> [Material for the task]:
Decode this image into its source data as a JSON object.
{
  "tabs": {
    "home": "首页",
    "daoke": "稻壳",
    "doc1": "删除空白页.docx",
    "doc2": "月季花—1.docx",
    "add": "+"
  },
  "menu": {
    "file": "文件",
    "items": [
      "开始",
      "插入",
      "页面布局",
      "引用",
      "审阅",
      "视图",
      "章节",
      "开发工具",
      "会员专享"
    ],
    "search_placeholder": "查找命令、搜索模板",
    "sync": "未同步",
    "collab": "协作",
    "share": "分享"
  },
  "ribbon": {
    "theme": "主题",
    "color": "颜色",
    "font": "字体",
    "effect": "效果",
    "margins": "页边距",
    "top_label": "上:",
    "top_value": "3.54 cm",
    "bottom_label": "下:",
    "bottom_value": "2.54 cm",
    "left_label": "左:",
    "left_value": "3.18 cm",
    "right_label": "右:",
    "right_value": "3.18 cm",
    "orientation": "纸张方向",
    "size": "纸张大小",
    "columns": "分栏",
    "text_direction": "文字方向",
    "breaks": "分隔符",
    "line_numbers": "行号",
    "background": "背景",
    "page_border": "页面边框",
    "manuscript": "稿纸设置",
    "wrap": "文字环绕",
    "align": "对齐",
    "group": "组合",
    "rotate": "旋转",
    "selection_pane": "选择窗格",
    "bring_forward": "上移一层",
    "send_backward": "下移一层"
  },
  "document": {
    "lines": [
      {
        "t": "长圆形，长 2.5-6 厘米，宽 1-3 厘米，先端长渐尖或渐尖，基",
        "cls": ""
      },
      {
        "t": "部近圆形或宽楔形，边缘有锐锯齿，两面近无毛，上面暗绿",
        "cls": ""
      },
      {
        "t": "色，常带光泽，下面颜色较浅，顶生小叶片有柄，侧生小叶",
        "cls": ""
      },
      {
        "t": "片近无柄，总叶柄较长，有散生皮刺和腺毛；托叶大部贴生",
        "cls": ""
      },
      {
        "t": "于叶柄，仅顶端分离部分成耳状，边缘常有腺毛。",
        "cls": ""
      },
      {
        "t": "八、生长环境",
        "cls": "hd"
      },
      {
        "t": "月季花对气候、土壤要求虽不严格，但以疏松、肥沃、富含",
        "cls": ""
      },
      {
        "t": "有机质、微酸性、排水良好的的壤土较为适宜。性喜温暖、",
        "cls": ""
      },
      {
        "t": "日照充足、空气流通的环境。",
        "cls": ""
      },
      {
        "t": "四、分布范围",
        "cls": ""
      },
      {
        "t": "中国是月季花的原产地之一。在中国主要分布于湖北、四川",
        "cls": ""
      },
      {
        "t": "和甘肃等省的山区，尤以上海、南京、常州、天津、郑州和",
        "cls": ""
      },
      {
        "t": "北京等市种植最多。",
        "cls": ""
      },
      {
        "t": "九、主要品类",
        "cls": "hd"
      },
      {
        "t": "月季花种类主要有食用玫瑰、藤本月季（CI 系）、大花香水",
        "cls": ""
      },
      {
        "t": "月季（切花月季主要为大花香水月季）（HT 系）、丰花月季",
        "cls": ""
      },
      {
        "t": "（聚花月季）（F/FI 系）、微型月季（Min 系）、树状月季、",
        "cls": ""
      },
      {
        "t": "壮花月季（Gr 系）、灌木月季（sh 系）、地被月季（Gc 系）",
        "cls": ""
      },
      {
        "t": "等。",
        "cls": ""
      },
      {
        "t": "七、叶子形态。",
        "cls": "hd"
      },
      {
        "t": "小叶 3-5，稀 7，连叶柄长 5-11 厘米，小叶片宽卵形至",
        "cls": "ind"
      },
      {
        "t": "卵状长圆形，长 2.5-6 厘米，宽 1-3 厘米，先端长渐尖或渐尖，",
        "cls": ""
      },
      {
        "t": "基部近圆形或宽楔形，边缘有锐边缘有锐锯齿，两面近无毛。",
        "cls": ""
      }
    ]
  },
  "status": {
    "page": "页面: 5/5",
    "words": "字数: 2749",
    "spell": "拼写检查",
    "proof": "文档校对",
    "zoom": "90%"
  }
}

> [Given instruction]: Print the material above once more, exactly.

> [Output for this task]:
Decode this image into its source data as a JSON object.
{
  "tabs": {
    "home": "首页",
    "daoke": "稻壳",
    "doc1": "删除空白页.docx",
    "doc2": "月季花—1.docx",
    "add": "+"
  },
  "menu": {
    "file": "文件",
    "items": [
      "开始",
      "插入",
      "页面布局",
      "引用",
      "审阅",
      "视图",
      "章节",
      "开发工具",
      "会员专享"
    ],
    "search_placeholder": "查找命令、搜索模板",
    "sync": "未同步",
    "collab": "协作",
    "share": "分享"
  },
  "ribbon": {
    "theme": "主题",
    "color": "颜色",
    "font": "字体",
    "effect": "效果",
    "margins": "页边距",
    "top_label": "上:",
    "top_value": "3.54 cm",
    "bottom_label": "下:",
    "bottom_value": "2.54 cm",
    "left_label": "左:",
    "left_value": "3.18 cm",
    "right_label": "右:",
    "right_value": "3.18 cm",
    "orientation": "纸张方向",
    "size": "纸张大小",
    "columns": "分栏",
    "text_direction": "文字方向",
    "breaks": "分隔符",
    "line_numbers": "行号",
    "background": "背景",
    "page_border": "页面边框",
    "manuscript": "稿纸设置",
    "wrap": "文字环绕",
    "align": "对齐",
    "group": "组合",
    "rotate": "旋转",
    "selection_pane": "选择窗格",
    "bring_forward": "上移一层",
    "send_backward": "下移一层"
  },
  "document": {
    "lines": [
      {
        "t": "长圆形，长 2.5-6 厘米，宽 1-3 厘米，先端长渐尖或渐尖，基",
        "cls": ""
      },
      {
        "t": "部近圆形或宽楔形，边缘有锐锯齿，两面近无毛，上面暗绿",
        "cls": ""
      },
      {
        "t": "色，常带光泽，下面颜色较浅，顶生小叶片有柄，侧生小叶",
        "cls": ""
      },
      {
        "t": "片近无柄，总叶柄较长，有散生皮刺和腺毛；托叶大部贴生",
        "cls": ""
      },
      {
        "t": "于叶柄，仅顶端分离部分成耳状，边缘常有腺毛。",
        "cls": ""
      },
      {
        "t": "八、生长环境",
        "cls": "hd"
      },
      {
        "t": "月季花对气候、土壤要求虽不严格，但以疏松、肥沃、富含",
        "cls": ""
      },
      {
        "t": "有机质、微酸性、排水良好的的壤土较为适宜。性喜温暖、",
        "cls": ""
      },
      {
        "t": "日照充足、空气流通的环境。",
        "cls": ""
      },
      {
        "t": "四、分布范围",
        "cls": ""
      },
      {
        "t": "中国是月季花的原产地之一。在中国主要分布于湖北、四川",
        "cls": ""
      },
      {
        "t": "和甘肃等省的山区，尤以上海、南京、常州、天津、郑州和",
        "cls": ""
      },
      {
        "t": "北京等市种植最多。",
        "cls": ""
      },
      {
        "t": "九、主要品类",
        "cls": "hd"
      },
      {
        "t": "月季花种类主要有食用玫瑰、藤本月季（CI 系）、大花香水",
        "cls": ""
      },
      {
        "t": "月季（切花月季主要为大花香水月季）（HT 系）、丰花月季",
        "cls": ""
      },
      {
        "t": "（聚花月季）（F/FI 系）、微型月季（Min 系）、树状月季、",
        "cls": ""
      },
      {
        "t": "壮花月季（Gr 系）、灌木月季（sh 系）、地被月季（Gc 系）",
        "cls": ""
      },
      {
        "t": "等。",
        "cls": ""
      },
      {
        "t": "七、叶子形态。",
        "cls": "hd"
      },
      {
        "t": "小叶 3-5，稀 7，连叶柄长 5-11 厘米，小叶片宽卵形至",
        "cls": "ind"
      },
      {
        "t": "卵状长圆形，长 2.5-6 厘米，宽 1-3 厘米，先端长渐尖或渐尖，",
        "cls": ""
      },
      {
        "t": "基部近圆形或宽楔形，边缘有锐边缘有锐锯齿，两面近无毛。",
        "cls": ""
      }
    ]
  },
  "status": {
    "page": "页面: 5/5",
    "words": "字数: 2749",
    "spell": "拼写检查",
    "proof": "文档校对",
    "zoom": "90%"
  }
}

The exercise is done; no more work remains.